▶ **The exercise**
Quote every line as written. Omit pictures.

▶ **Data for processing**
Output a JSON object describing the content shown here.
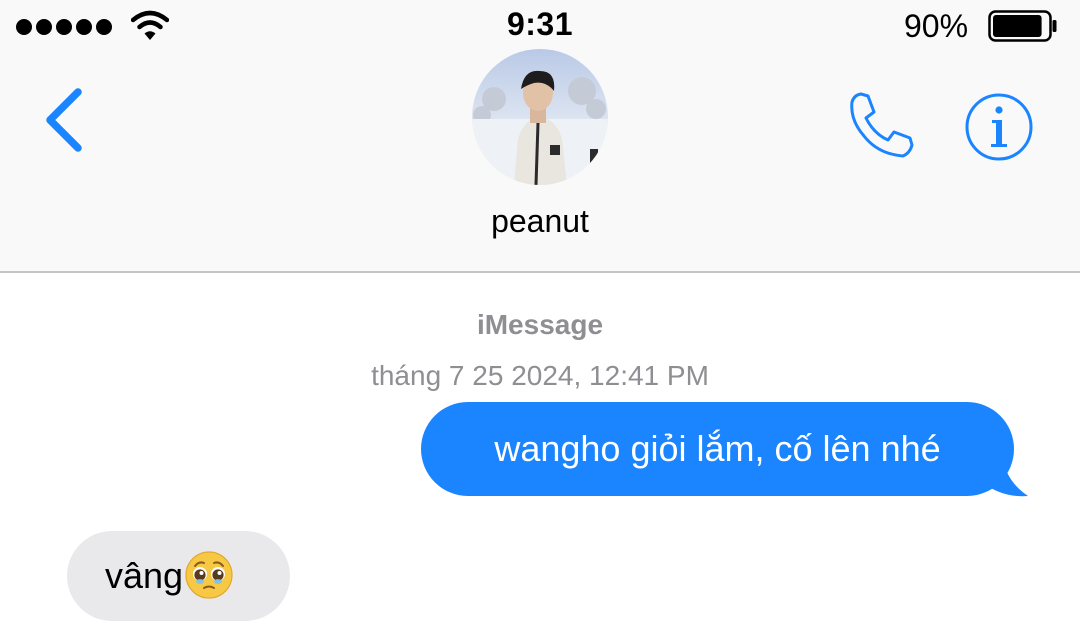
{
  "status_bar": {
    "signal_icon": "signal-dots-icon",
    "wifi_icon": "wifi-icon",
    "time": "9:31",
    "battery_percent": "90%",
    "battery_level": 0.9,
    "battery_icon": "battery-icon"
  },
  "header": {
    "back_icon": "chevron-left-icon",
    "contact_name": "peanut",
    "avatar": "contact-avatar-photo",
    "phone_icon": "phone-icon",
    "info_icon": "info-icon",
    "accent_color": "#1b84ff",
    "background_color": "#f9f9f9"
  },
  "conversation": {
    "service": "iMessage",
    "timestamp": "tháng 7 25 2024, 12:41 PM",
    "messages": [
      {
        "direction": "outgoing",
        "text": "wangho giỏi lắm, cố lên nhé",
        "color": "#1b84ff"
      },
      {
        "direction": "incoming",
        "text": "vâng",
        "emoji": "pleading-face-icon",
        "color": "#e9e9eb"
      }
    ]
  }
}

▶ **Complete response**
Output a JSON object describing the content shown here.
{
  "status_bar": {
    "signal_icon": "signal-dots-icon",
    "wifi_icon": "wifi-icon",
    "time": "9:31",
    "battery_percent": "90%",
    "battery_level": 0.9,
    "battery_icon": "battery-icon"
  },
  "header": {
    "back_icon": "chevron-left-icon",
    "contact_name": "peanut",
    "avatar": "contact-avatar-photo",
    "phone_icon": "phone-icon",
    "info_icon": "info-icon",
    "accent_color": "#1b84ff",
    "background_color": "#f9f9f9"
  },
  "conversation": {
    "service": "iMessage",
    "timestamp": "tháng 7 25 2024, 12:41 PM",
    "messages": [
      {
        "direction": "outgoing",
        "text": "wangho giỏi lắm, cố lên nhé",
        "color": "#1b84ff"
      },
      {
        "direction": "incoming",
        "text": "vâng",
        "emoji": "pleading-face-icon",
        "color": "#e9e9eb"
      }
    ]
  }
}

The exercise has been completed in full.